Task details =
Check each line of the listing, and copy it if it contains the word "garageband".

• • • •

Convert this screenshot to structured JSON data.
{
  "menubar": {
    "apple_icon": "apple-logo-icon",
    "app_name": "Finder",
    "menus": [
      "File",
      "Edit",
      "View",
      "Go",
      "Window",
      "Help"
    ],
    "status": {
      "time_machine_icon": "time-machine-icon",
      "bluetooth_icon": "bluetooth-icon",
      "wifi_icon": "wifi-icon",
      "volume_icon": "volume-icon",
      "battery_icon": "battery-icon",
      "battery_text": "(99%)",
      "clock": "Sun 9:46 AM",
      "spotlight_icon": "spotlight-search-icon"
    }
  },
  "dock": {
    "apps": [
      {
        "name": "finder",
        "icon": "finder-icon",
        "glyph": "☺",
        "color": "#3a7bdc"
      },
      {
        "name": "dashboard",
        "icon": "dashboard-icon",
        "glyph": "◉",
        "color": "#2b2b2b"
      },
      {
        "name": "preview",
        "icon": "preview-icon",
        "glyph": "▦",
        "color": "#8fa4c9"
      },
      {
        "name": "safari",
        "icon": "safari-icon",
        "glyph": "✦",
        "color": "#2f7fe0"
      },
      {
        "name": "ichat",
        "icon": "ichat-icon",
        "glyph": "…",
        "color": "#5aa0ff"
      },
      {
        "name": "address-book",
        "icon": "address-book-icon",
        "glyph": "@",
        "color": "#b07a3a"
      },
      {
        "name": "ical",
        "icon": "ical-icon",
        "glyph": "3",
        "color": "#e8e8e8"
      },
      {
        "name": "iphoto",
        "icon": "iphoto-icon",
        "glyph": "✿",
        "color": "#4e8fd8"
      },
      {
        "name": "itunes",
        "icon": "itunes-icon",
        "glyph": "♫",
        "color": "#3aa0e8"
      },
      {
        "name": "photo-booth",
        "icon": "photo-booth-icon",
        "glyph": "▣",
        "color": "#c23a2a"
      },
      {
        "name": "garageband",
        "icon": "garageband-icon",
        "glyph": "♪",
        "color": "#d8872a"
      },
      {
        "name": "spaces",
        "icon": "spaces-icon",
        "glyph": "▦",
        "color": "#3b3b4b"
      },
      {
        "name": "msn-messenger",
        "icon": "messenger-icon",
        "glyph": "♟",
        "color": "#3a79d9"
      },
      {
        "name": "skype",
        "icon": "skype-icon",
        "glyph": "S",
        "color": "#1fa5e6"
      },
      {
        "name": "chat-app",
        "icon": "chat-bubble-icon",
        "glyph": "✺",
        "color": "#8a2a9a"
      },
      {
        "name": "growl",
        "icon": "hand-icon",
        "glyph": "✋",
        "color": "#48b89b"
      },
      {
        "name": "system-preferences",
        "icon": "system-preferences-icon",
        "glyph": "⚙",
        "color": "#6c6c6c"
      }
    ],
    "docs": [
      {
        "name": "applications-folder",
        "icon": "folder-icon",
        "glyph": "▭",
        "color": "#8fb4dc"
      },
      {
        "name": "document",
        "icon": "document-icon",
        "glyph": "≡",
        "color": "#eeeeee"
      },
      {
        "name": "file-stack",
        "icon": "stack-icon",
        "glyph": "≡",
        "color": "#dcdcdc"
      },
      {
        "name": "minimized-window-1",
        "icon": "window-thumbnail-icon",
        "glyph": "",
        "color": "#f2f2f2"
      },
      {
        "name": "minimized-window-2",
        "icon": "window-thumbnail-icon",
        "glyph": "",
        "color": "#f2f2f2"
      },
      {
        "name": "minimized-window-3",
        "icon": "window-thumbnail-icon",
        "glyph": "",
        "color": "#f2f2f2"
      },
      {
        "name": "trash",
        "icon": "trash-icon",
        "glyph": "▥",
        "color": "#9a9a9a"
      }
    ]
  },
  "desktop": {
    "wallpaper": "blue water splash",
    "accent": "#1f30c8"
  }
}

• • • •

The response =
        "name": "garageband",
        "icon": "garageband-icon",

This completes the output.